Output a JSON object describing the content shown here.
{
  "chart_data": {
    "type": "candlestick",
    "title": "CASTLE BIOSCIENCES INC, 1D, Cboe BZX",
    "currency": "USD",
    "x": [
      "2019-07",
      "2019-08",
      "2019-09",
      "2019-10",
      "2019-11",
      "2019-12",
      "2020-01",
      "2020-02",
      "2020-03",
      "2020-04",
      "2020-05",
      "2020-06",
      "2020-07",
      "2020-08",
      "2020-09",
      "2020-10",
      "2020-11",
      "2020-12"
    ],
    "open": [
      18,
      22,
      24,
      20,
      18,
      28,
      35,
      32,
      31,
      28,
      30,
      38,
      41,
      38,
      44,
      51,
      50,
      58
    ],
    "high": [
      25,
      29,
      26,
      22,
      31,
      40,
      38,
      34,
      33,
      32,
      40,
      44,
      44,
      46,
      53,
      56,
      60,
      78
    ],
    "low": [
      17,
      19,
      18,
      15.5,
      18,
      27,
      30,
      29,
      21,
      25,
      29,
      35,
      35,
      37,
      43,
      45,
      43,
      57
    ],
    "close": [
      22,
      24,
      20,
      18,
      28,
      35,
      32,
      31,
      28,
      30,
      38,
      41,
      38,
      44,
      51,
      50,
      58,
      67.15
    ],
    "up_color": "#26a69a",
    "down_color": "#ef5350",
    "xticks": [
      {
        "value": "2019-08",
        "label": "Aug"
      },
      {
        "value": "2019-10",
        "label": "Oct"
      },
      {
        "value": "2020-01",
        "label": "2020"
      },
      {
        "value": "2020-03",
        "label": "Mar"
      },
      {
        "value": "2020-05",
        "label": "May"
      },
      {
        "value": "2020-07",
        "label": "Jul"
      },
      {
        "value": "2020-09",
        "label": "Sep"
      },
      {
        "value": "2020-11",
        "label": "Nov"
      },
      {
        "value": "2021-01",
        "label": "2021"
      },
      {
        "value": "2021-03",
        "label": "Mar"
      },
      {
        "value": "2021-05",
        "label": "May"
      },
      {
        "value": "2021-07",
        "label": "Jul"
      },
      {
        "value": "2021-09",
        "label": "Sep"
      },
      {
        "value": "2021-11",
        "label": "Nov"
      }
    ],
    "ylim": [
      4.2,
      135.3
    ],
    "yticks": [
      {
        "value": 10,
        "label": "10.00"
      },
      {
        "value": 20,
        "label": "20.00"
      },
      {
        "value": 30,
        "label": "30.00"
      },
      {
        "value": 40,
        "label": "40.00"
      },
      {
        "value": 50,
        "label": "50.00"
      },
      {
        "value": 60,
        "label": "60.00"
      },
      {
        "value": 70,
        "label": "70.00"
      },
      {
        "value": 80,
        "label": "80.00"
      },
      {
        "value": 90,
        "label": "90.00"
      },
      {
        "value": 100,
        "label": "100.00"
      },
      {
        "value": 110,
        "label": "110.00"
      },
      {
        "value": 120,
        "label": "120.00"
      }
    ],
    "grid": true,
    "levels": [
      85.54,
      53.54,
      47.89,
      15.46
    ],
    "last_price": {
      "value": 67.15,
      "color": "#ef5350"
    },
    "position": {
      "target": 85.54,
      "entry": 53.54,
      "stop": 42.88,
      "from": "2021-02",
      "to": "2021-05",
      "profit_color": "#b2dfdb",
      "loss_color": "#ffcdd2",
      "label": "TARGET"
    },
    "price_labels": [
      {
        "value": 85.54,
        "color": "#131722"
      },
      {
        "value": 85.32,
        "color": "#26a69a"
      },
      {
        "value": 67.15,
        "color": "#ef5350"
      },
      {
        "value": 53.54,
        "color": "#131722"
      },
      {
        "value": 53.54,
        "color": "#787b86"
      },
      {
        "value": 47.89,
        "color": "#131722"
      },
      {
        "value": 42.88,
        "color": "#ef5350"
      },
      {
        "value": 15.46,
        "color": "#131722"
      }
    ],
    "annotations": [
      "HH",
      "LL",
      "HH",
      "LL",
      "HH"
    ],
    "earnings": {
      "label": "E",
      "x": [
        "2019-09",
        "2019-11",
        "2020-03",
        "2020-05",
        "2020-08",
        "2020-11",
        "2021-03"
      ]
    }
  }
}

GIVEN REQUEST:
Reproduce each entry word for word.

WORKED SOLUTION:
Output a JSON object describing the content shown here.
{
  "chart_data": {
    "type": "candlestick",
    "title": "CASTLE BIOSCIENCES INC, 1D, Cboe BZX",
    "currency": "USD",
    "x": [
      "2019-07",
      "2019-08",
      "2019-09",
      "2019-10",
      "2019-11",
      "2019-12",
      "2020-01",
      "2020-02",
      "2020-03",
      "2020-04",
      "2020-05",
      "2020-06",
      "2020-07",
      "2020-08",
      "2020-09",
      "2020-10",
      "2020-11",
      "2020-12"
    ],
    "open": [
      18,
      22,
      24,
      20,
      18,
      28,
      35,
      32,
      31,
      28,
      30,
      38,
      41,
      38,
      44,
      51,
      50,
      58
    ],
    "high": [
      25,
      29,
      26,
      22,
      31,
      40,
      38,
      34,
      33,
      32,
      40,
      44,
      44,
      46,
      53,
      56,
      60,
      78
    ],
    "low": [
      17,
      19,
      18,
      15.5,
      18,
      27,
      30,
      29,
      21,
      25,
      29,
      35,
      35,
      37,
      43,
      45,
      43,
      57
    ],
    "close": [
      22,
      24,
      20,
      18,
      28,
      35,
      32,
      31,
      28,
      30,
      38,
      41,
      38,
      44,
      51,
      50,
      58,
      67.15
    ],
    "up_color": "#26a69a",
    "down_color": "#ef5350",
    "xticks": [
      {
        "value": "2019-08",
        "label": "Aug"
      },
      {
        "value": "2019-10",
        "label": "Oct"
      },
      {
        "value": "2020-01",
        "label": "2020"
      },
      {
        "value": "2020-03",
        "label": "Mar"
      },
      {
        "value": "2020-05",
        "label": "May"
      },
      {
        "value": "2020-07",
        "label": "Jul"
      },
      {
        "value": "2020-09",
        "label": "Sep"
      },
      {
        "value": "2020-11",
        "label": "Nov"
      },
      {
        "value": "2021-01",
        "label": "2021"
      },
      {
        "value": "2021-03",
        "label": "Mar"
      },
      {
        "value": "2021-05",
        "label": "May"
      },
      {
        "value": "2021-07",
        "label": "Jul"
      },
      {
        "value": "2021-09",
        "label": "Sep"
      },
      {
        "value": "2021-11",
        "label": "Nov"
      }
    ],
    "ylim": [
      4.2,
      135.3
    ],
    "yticks": [
      {
        "value": 10,
        "label": "10.00"
      },
      {
        "value": 20,
        "label": "20.00"
      },
      {
        "value": 30,
        "label": "30.00"
      },
      {
        "value": 40,
        "label": "40.00"
      },
      {
        "value": 50,
        "label": "50.00"
      },
      {
        "value": 60,
        "label": "60.00"
      },
      {
        "value": 70,
        "label": "70.00"
      },
      {
        "value": 80,
        "label": "80.00"
      },
      {
        "value": 90,
        "label": "90.00"
      },
      {
        "value": 100,
        "label": "100.00"
      },
      {
        "value": 110,
        "label": "110.00"
      },
      {
        "value": 120,
        "label": "120.00"
      }
    ],
    "grid": true,
    "levels": [
      85.54,
      53.54,
      47.89,
      15.46
    ],
    "last_price": {
      "value": 67.15,
      "color": "#ef5350"
    },
    "position": {
      "target": 85.54,
      "entry": 53.54,
      "stop": 42.88,
      "from": "2021-02",
      "to": "2021-05",
      "profit_color": "#b2dfdb",
      "loss_color": "#ffcdd2",
      "label": "TARGET"
    },
    "price_labels": [
      {
        "value": 85.54,
        "color": "#131722"
      },
      {
        "value": 85.32,
        "color": "#26a69a"
      },
      {
        "value": 67.15,
        "color": "#ef5350"
      },
      {
        "value": 53.54,
        "color": "#131722"
      },
      {
        "value": 53.54,
        "color": "#787b86"
      },
      {
        "value": 47.89,
        "color": "#131722"
      },
      {
        "value": 42.88,
        "color": "#ef5350"
      },
      {
        "value": 15.46,
        "color": "#131722"
      }
    ],
    "annotations": [
      "HH",
      "LL",
      "HH",
      "LL",
      "HH"
    ],
    "earnings": {
      "label": "E",
      "x": [
        "2019-09",
        "2019-11",
        "2020-03",
        "2020-05",
        "2020-08",
        "2020-11",
        "2021-03"
      ]
    }
  }
}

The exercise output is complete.